#### DIRECTIVE:
Exclude any images and output the remaining records exactly.

— BEGIN LISTING —

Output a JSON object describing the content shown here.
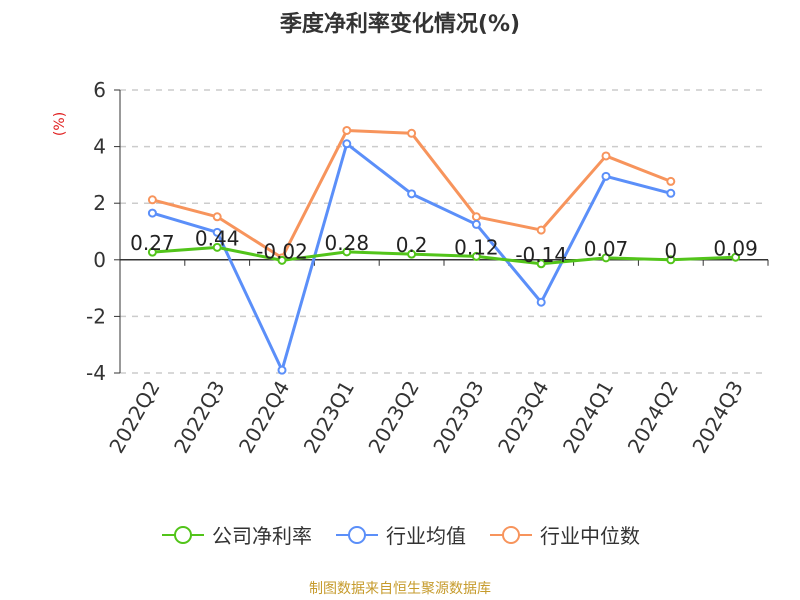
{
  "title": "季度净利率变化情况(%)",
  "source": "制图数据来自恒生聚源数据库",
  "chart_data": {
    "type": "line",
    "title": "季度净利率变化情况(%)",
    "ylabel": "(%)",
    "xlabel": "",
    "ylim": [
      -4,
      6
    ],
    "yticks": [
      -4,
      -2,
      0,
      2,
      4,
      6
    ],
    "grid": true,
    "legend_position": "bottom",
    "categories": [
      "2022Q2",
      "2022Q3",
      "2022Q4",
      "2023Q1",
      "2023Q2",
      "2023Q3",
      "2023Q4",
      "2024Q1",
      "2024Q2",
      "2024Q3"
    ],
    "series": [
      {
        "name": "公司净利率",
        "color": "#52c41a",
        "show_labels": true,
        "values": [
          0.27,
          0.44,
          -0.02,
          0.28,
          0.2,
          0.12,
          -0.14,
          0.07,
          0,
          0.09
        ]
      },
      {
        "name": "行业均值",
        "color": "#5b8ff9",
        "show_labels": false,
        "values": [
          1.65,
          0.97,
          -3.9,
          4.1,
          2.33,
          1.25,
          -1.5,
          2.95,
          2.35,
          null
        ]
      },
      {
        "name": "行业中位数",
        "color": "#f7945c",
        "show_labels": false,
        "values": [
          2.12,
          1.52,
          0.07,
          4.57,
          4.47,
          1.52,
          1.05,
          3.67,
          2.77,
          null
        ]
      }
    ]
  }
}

— END LISTING —

#### RESULT:
Output a JSON object describing the content shown here.
{
  "title": "季度净利率变化情况(%)",
  "source": "制图数据来自恒生聚源数据库",
  "chart_data": {
    "type": "line",
    "title": "季度净利率变化情况(%)",
    "ylabel": "(%)",
    "xlabel": "",
    "ylim": [
      -4,
      6
    ],
    "yticks": [
      -4,
      -2,
      0,
      2,
      4,
      6
    ],
    "grid": true,
    "legend_position": "bottom",
    "categories": [
      "2022Q2",
      "2022Q3",
      "2022Q4",
      "2023Q1",
      "2023Q2",
      "2023Q3",
      "2023Q4",
      "2024Q1",
      "2024Q2",
      "2024Q3"
    ],
    "series": [
      {
        "name": "公司净利率",
        "color": "#52c41a",
        "show_labels": true,
        "values": [
          0.27,
          0.44,
          -0.02,
          0.28,
          0.2,
          0.12,
          -0.14,
          0.07,
          0,
          0.09
        ]
      },
      {
        "name": "行业均值",
        "color": "#5b8ff9",
        "show_labels": false,
        "values": [
          1.65,
          0.97,
          -3.9,
          4.1,
          2.33,
          1.25,
          -1.5,
          2.95,
          2.35,
          null
        ]
      },
      {
        "name": "行业中位数",
        "color": "#f7945c",
        "show_labels": false,
        "values": [
          2.12,
          1.52,
          0.07,
          4.57,
          4.47,
          1.52,
          1.05,
          3.67,
          2.77,
          null
        ]
      }
    ]
  }
}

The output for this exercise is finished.